* Requirement *
All of the lines below are to be transcribed faithfully, with pictures excluded from the copy.

* Record extracts *
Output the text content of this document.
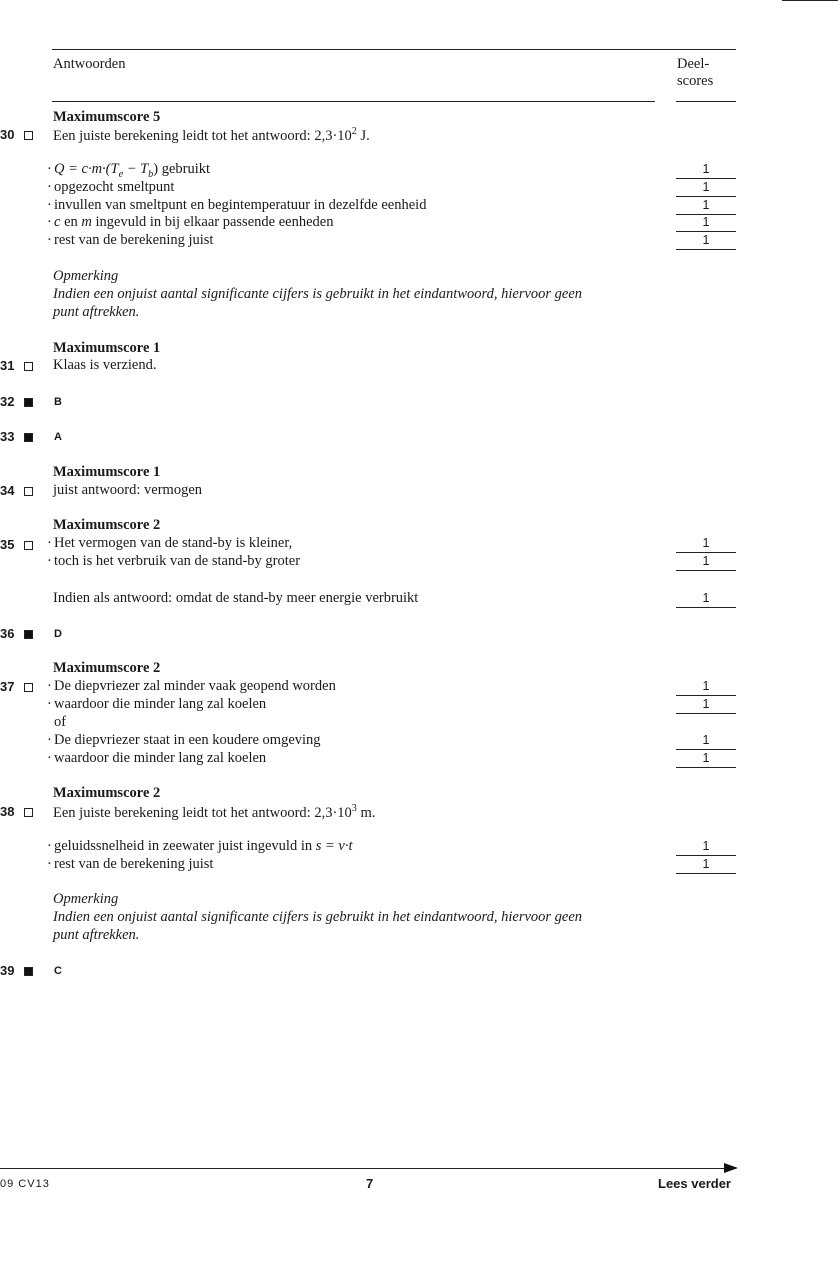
Antwoorden	Deel-
scores
Maximumscore 5
30	Een juiste berekening leidt tot het antwoord: $2,3\cdot 10^2$ J.
· $Q = c\cdot m\cdot(T_e - T_b)$ gebruikt	1
· opgezocht smeltpunt	1
· invullen van smeltpunt en begintemperatuur in dezelfde eenheid	1
· c en m ingevuld in bij elkaar passende eenheden	1
· rest van de berekening juist	1
Opmerking
Indien een onjuist aantal significante cijfers is gebruikt in het eindantwoord, hiervoor geen
punt aftrekken.
Maximumscore 1
31	Klaas is verziend.
32	B
33	A
Maximumscore 1
34	juist antwoord: vermogen
Maximumscore 2
35 · Het vermogen van de stand-by is kleiner,	1
· toch is het verbruik van de stand-by groter	1
Indien als antwoord: omdat de stand-by meer energie verbruikt	1
36	D
Maximumscore 2
37 · De diepvriezer zal minder vaak geopend worden	1
· waardoor die minder lang zal koelen	1
of
· De diepvriezer staat in een koudere omgeving	1
· waardoor die minder lang zal koelen	1
Maximumscore 2
38	Een juiste berekening leidt tot het antwoord: $2,3\cdot 10^3$ m.
· geluidssnelheid in zeewater juist ingevuld in s = v·t	1
· rest van de berekening juist	1
Opmerking
Indien een onjuist aantal significante cijfers is gebruikt in het eindantwoord, hiervoor geen
punt aftrekken.
39	C
09 CV13	7	Lees verder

* Full response *
Output the text content of this document.
Antwoorden	Deel-
scores
Maximumscore 5
30	Een juiste berekening leidt tot het antwoord: $2,3\cdot 10^2$ J.
· $Q = c\cdot m\cdot(T_e - T_b)$ gebruikt	1
· opgezocht smeltpunt	1
· invullen van smeltpunt en begintemperatuur in dezelfde eenheid	1
· c en m ingevuld in bij elkaar passende eenheden	1
· rest van de berekening juist	1
Opmerking
Indien een onjuist aantal significante cijfers is gebruikt in het eindantwoord, hiervoor geen
punt aftrekken.
Maximumscore 1
31	Klaas is verziend.
32	B
33	A
Maximumscore 1
34	juist antwoord: vermogen
Maximumscore 2
35 · Het vermogen van de stand-by is kleiner,	1
· toch is het verbruik van de stand-by groter	1
Indien als antwoord: omdat de stand-by meer energie verbruikt	1
36	D
Maximumscore 2
37 · De diepvriezer zal minder vaak geopend worden	1
· waardoor die minder lang zal koelen	1
of
· De diepvriezer staat in een koudere omgeving	1
· waardoor die minder lang zal koelen	1
Maximumscore 2
38	Een juiste berekening leidt tot het antwoord: $2,3\cdot 10^3$ m.
· geluidssnelheid in zeewater juist ingevuld in s = v·t	1
· rest van de berekening juist	1
Opmerking
Indien een onjuist aantal significante cijfers is gebruikt in het eindantwoord, hiervoor geen
punt aftrekken.
39	C
09 CV13	7	Lees verder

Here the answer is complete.